Extract all lines that hold the string "Edit".

Data records
%%
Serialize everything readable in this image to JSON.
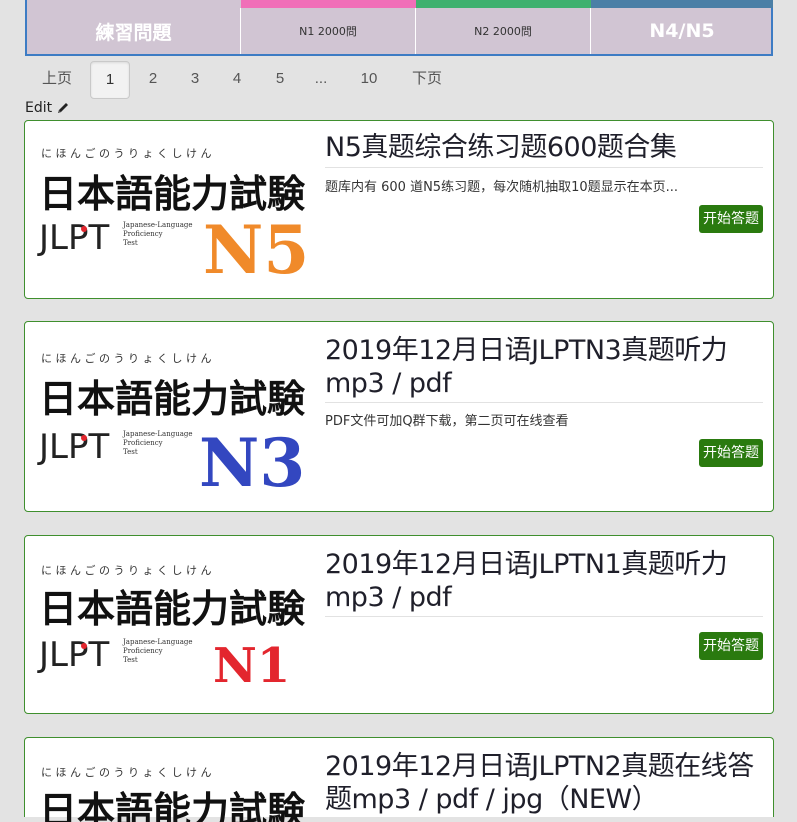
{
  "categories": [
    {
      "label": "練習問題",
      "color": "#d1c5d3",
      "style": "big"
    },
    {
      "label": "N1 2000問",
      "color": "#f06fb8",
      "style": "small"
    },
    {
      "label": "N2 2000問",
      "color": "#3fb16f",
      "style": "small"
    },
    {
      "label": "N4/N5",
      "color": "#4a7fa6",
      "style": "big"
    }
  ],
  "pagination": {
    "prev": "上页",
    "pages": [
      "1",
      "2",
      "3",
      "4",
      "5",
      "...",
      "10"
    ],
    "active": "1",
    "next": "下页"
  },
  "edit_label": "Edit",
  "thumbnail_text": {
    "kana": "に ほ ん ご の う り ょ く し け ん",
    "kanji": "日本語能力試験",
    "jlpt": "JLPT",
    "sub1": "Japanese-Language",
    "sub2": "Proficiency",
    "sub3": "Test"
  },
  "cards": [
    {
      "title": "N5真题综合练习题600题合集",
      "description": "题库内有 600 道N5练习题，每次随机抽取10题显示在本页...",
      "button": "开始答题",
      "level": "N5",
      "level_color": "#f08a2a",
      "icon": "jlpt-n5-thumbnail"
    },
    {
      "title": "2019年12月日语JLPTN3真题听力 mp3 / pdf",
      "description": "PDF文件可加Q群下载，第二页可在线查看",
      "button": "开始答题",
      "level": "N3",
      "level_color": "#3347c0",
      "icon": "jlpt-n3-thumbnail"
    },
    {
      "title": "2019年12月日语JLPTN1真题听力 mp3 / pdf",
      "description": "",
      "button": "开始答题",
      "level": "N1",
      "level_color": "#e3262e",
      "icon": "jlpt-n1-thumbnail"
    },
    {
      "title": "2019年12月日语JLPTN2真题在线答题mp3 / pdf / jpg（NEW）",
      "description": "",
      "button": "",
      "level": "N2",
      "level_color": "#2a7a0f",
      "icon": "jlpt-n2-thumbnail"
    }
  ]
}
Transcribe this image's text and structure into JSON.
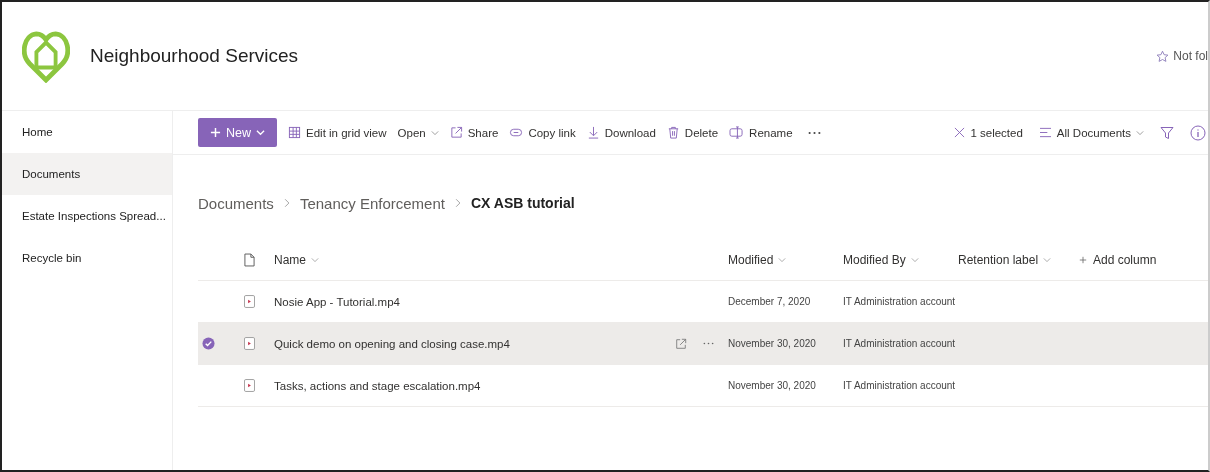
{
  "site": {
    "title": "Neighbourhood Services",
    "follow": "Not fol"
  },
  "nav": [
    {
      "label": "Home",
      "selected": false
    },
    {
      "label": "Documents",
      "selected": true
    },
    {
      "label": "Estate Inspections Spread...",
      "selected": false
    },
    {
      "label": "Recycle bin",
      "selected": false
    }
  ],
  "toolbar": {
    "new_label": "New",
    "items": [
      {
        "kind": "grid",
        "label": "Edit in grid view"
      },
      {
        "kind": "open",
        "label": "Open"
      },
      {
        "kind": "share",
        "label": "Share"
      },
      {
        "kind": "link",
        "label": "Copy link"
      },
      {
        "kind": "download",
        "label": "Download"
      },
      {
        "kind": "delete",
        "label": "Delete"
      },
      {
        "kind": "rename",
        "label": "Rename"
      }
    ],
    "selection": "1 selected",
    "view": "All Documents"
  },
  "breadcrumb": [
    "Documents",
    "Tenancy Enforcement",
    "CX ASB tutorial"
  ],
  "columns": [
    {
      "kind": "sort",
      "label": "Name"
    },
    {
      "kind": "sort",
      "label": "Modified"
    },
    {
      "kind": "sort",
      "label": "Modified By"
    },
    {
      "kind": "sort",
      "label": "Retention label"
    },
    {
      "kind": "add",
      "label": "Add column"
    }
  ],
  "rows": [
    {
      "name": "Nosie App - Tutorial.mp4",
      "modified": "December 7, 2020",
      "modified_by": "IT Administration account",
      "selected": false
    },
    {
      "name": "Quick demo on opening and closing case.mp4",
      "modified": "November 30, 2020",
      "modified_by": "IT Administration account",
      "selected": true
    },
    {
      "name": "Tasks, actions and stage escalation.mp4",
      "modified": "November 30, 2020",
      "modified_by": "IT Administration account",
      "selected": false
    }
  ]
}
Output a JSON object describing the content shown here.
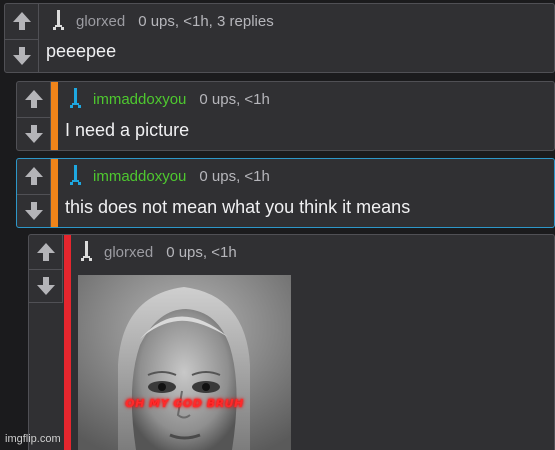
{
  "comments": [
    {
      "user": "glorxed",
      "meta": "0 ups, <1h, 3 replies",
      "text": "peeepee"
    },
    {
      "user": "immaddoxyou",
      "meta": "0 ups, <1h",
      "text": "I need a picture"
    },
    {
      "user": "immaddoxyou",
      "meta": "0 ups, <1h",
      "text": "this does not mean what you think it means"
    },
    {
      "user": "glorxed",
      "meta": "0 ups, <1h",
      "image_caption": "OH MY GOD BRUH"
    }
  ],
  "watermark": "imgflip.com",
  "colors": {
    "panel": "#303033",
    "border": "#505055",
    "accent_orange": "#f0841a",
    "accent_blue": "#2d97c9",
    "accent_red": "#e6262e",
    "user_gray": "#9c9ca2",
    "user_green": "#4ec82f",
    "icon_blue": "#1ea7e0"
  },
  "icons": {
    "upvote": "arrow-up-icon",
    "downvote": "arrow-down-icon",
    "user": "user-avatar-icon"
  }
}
%%
EXERCISE RESPONSE
  "edit_label": "Edit",
        "label": "Edit in grid view"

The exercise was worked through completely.